[WORK TO BE COMPLETED]
Reproduce the data below in full and exclude every picture.

[ROWS]
+--
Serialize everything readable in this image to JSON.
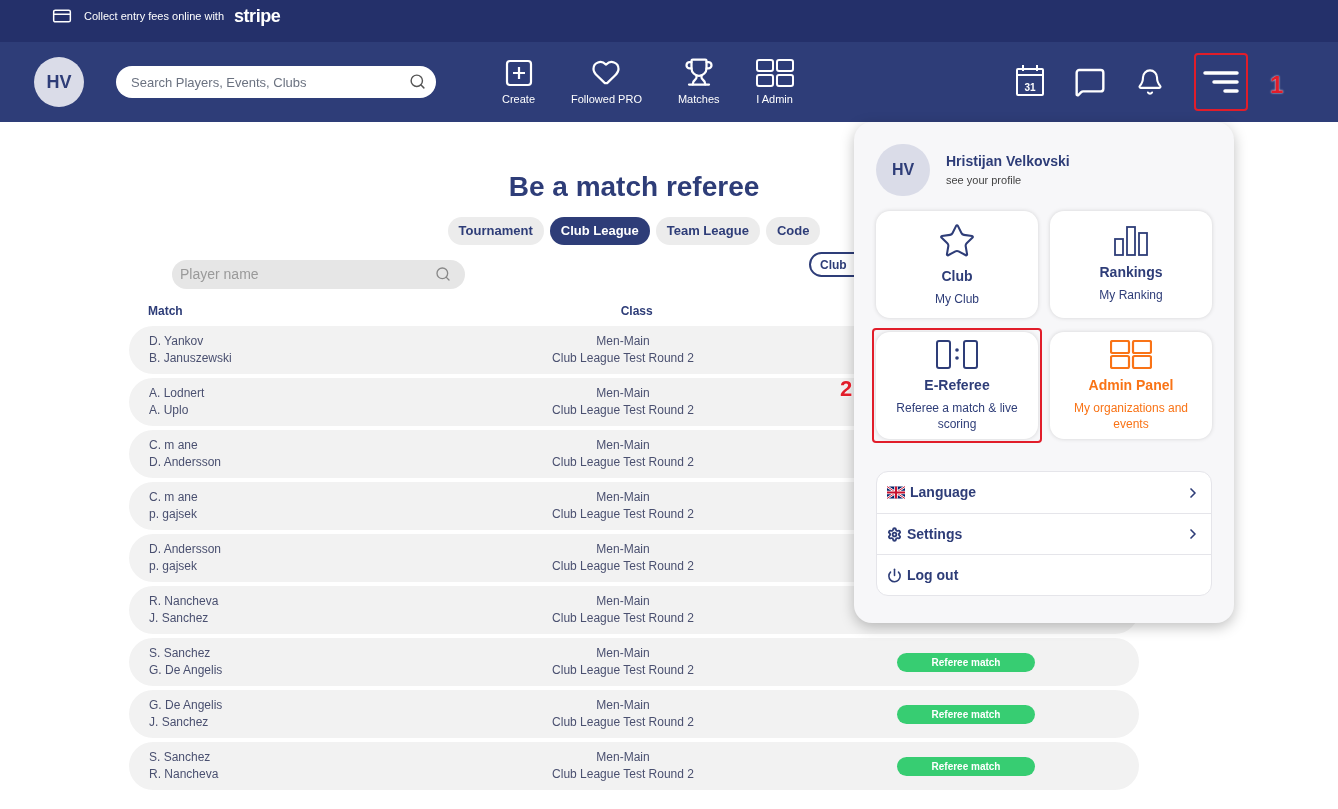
{
  "promo": {
    "text": "Collect entry fees online with",
    "brand": "stripe"
  },
  "nav": {
    "avatar": "HV",
    "search_placeholder": "Search Players, Events, Clubs",
    "items": [
      {
        "kind": "create",
        "label": "Create"
      },
      {
        "kind": "heart",
        "label": "Followed PRO"
      },
      {
        "kind": "trophy",
        "label": "Matches"
      },
      {
        "kind": "grid",
        "label": "I Admin"
      }
    ],
    "icons": [
      {
        "kind": "calendar",
        "text": "31"
      },
      {
        "kind": "chat"
      },
      {
        "kind": "bell"
      },
      {
        "kind": "menu",
        "annotation": "1"
      }
    ]
  },
  "page": {
    "title": "Be a match referee",
    "tabs": [
      {
        "label": "Tournament",
        "selected": false
      },
      {
        "label": "Club League",
        "selected": true
      },
      {
        "label": "Team League",
        "selected": false
      },
      {
        "label": "Code",
        "selected": false
      }
    ],
    "player_search_placeholder": "Player name",
    "filter": "Club",
    "columns": [
      "Match",
      "Class"
    ],
    "rows": [
      {
        "players": [
          "D. Yankov",
          "B. Januszewski"
        ],
        "class": [
          "Men-Main",
          "Club League Test Round 2"
        ]
      },
      {
        "players": [
          "A. Lodnert",
          "A. Uplo"
        ],
        "class": [
          "Men-Main",
          "Club League Test Round 2"
        ]
      },
      {
        "players": [
          "C. m ane",
          "D. Andersson"
        ],
        "class": [
          "Men-Main",
          "Club League Test Round 2"
        ]
      },
      {
        "players": [
          "C. m ane",
          "p. gajsek"
        ],
        "class": [
          "Men-Main",
          "Club League Test Round 2"
        ]
      },
      {
        "players": [
          "D. Andersson",
          "p. gajsek"
        ],
        "class": [
          "Men-Main",
          "Club League Test Round 2"
        ]
      },
      {
        "players": [
          "R. Nancheva",
          "J. Sanchez"
        ],
        "class": [
          "Men-Main",
          "Club League Test Round 2"
        ]
      },
      {
        "players": [
          "S. Sanchez",
          "G. De Angelis"
        ],
        "class": [
          "Men-Main",
          "Club League Test Round 2"
        ],
        "button": "Referee match"
      },
      {
        "players": [
          "G. De Angelis",
          "J. Sanchez"
        ],
        "class": [
          "Men-Main",
          "Club League Test Round 2"
        ],
        "button": "Referee match"
      },
      {
        "players": [
          "S. Sanchez",
          "R. Nancheva"
        ],
        "class": [
          "Men-Main",
          "Club League Test Round 2"
        ],
        "button": "Referee match"
      }
    ]
  },
  "menu": {
    "avatar": "HV",
    "name": "Hristijan Velkovski",
    "subtitle": "see your profile",
    "tiles": [
      {
        "kind": "club",
        "title": "Club",
        "subtitle": "My Club"
      },
      {
        "kind": "rankings",
        "title": "Rankings",
        "subtitle": "My Ranking"
      },
      {
        "kind": "referee",
        "title": "E-Referee",
        "subtitle": "Referee a match & live scoring",
        "annotation": "2"
      },
      {
        "kind": "admin",
        "title": "Admin Panel",
        "subtitle": "My organizations and events"
      }
    ],
    "links": [
      {
        "kind": "language",
        "label": "Language",
        "chevron": true
      },
      {
        "kind": "settings",
        "label": "Settings",
        "chevron": true
      },
      {
        "kind": "logout",
        "label": "Log out",
        "chevron": false
      }
    ]
  }
}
+--
[FINAL ANSWER]
Serialize everything readable in this image to JSON.
{
  "promo": {
    "text": "Collect entry fees online with",
    "brand": "stripe"
  },
  "nav": {
    "avatar": "HV",
    "search_placeholder": "Search Players, Events, Clubs",
    "items": [
      {
        "kind": "create",
        "label": "Create"
      },
      {
        "kind": "heart",
        "label": "Followed PRO"
      },
      {
        "kind": "trophy",
        "label": "Matches"
      },
      {
        "kind": "grid",
        "label": "I Admin"
      }
    ],
    "icons": [
      {
        "kind": "calendar",
        "text": "31"
      },
      {
        "kind": "chat"
      },
      {
        "kind": "bell"
      },
      {
        "kind": "menu",
        "annotation": "1"
      }
    ]
  },
  "page": {
    "title": "Be a match referee",
    "tabs": [
      {
        "label": "Tournament",
        "selected": false
      },
      {
        "label": "Club League",
        "selected": true
      },
      {
        "label": "Team League",
        "selected": false
      },
      {
        "label": "Code",
        "selected": false
      }
    ],
    "player_search_placeholder": "Player name",
    "filter": "Club",
    "columns": [
      "Match",
      "Class"
    ],
    "rows": [
      {
        "players": [
          "D. Yankov",
          "B. Januszewski"
        ],
        "class": [
          "Men-Main",
          "Club League Test Round 2"
        ]
      },
      {
        "players": [
          "A. Lodnert",
          "A. Uplo"
        ],
        "class": [
          "Men-Main",
          "Club League Test Round 2"
        ]
      },
      {
        "players": [
          "C. m ane",
          "D. Andersson"
        ],
        "class": [
          "Men-Main",
          "Club League Test Round 2"
        ]
      },
      {
        "players": [
          "C. m ane",
          "p. gajsek"
        ],
        "class": [
          "Men-Main",
          "Club League Test Round 2"
        ]
      },
      {
        "players": [
          "D. Andersson",
          "p. gajsek"
        ],
        "class": [
          "Men-Main",
          "Club League Test Round 2"
        ]
      },
      {
        "players": [
          "R. Nancheva",
          "J. Sanchez"
        ],
        "class": [
          "Men-Main",
          "Club League Test Round 2"
        ]
      },
      {
        "players": [
          "S. Sanchez",
          "G. De Angelis"
        ],
        "class": [
          "Men-Main",
          "Club League Test Round 2"
        ],
        "button": "Referee match"
      },
      {
        "players": [
          "G. De Angelis",
          "J. Sanchez"
        ],
        "class": [
          "Men-Main",
          "Club League Test Round 2"
        ],
        "button": "Referee match"
      },
      {
        "players": [
          "S. Sanchez",
          "R. Nancheva"
        ],
        "class": [
          "Men-Main",
          "Club League Test Round 2"
        ],
        "button": "Referee match"
      }
    ]
  },
  "menu": {
    "avatar": "HV",
    "name": "Hristijan Velkovski",
    "subtitle": "see your profile",
    "tiles": [
      {
        "kind": "club",
        "title": "Club",
        "subtitle": "My Club"
      },
      {
        "kind": "rankings",
        "title": "Rankings",
        "subtitle": "My Ranking"
      },
      {
        "kind": "referee",
        "title": "E-Referee",
        "subtitle": "Referee a match & live scoring",
        "annotation": "2"
      },
      {
        "kind": "admin",
        "title": "Admin Panel",
        "subtitle": "My organizations and events"
      }
    ],
    "links": [
      {
        "kind": "language",
        "label": "Language",
        "chevron": true
      },
      {
        "kind": "settings",
        "label": "Settings",
        "chevron": true
      },
      {
        "kind": "logout",
        "label": "Log out",
        "chevron": false
      }
    ]
  }
}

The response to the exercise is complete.